◆ **Challenge**
Locate and copy all lines bearing the word "case".

◆ **Raw data**

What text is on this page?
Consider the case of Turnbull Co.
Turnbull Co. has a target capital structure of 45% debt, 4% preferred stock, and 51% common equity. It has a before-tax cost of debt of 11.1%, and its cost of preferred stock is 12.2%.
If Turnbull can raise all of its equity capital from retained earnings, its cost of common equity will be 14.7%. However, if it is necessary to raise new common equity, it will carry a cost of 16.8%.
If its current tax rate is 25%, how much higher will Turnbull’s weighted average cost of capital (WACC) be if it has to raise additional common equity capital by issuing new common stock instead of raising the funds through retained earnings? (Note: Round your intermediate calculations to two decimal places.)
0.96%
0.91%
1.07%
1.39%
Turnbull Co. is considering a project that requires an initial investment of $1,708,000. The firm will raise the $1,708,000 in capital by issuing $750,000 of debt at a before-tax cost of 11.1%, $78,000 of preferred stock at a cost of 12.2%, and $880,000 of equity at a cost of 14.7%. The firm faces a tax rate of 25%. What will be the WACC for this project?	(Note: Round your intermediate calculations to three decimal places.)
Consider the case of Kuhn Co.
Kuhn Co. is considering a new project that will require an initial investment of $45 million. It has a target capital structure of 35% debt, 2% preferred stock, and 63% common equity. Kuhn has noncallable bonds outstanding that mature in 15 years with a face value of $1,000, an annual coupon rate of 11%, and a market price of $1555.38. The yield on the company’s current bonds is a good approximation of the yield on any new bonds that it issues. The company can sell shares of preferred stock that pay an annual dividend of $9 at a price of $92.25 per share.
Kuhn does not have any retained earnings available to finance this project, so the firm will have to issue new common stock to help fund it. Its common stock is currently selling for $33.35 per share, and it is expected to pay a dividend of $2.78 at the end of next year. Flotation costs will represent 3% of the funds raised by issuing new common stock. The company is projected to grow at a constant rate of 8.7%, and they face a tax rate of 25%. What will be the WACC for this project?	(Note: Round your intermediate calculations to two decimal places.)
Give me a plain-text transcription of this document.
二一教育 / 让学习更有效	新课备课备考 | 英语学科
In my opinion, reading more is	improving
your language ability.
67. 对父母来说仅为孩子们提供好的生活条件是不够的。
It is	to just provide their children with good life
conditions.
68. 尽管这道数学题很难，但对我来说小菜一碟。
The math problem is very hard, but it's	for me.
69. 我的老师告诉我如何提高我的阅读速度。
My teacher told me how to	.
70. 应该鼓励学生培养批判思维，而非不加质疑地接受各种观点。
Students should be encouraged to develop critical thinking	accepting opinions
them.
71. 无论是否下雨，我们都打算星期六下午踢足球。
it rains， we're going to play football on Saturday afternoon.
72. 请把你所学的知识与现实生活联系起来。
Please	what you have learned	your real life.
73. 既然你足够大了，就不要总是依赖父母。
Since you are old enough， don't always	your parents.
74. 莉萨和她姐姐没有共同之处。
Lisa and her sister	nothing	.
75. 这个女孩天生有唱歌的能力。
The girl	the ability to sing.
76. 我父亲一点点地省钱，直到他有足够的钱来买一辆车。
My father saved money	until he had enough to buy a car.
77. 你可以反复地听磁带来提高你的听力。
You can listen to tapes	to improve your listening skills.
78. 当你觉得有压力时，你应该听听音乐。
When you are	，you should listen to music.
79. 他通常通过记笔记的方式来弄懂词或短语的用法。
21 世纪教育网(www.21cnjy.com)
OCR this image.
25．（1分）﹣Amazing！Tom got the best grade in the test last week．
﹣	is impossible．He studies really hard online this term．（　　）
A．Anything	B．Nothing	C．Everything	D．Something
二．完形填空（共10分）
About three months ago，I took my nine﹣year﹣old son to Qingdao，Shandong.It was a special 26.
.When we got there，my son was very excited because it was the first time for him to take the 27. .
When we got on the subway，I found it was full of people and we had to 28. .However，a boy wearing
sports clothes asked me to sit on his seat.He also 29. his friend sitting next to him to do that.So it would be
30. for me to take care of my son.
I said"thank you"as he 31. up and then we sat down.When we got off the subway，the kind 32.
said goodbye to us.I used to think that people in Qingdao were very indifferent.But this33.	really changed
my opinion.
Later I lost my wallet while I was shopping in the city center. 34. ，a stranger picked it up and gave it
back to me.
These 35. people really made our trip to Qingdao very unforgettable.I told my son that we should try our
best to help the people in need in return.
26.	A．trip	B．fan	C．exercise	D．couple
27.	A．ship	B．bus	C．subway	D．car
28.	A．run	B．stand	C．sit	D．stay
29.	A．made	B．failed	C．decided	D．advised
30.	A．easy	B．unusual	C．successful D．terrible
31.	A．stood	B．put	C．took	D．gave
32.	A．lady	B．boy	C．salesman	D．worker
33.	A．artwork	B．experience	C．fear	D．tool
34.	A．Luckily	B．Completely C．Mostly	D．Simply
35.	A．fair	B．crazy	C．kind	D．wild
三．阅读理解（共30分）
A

◆ **Finished task**
Consider the case of Turnbull Co.
Consider the case of Kuhn Co.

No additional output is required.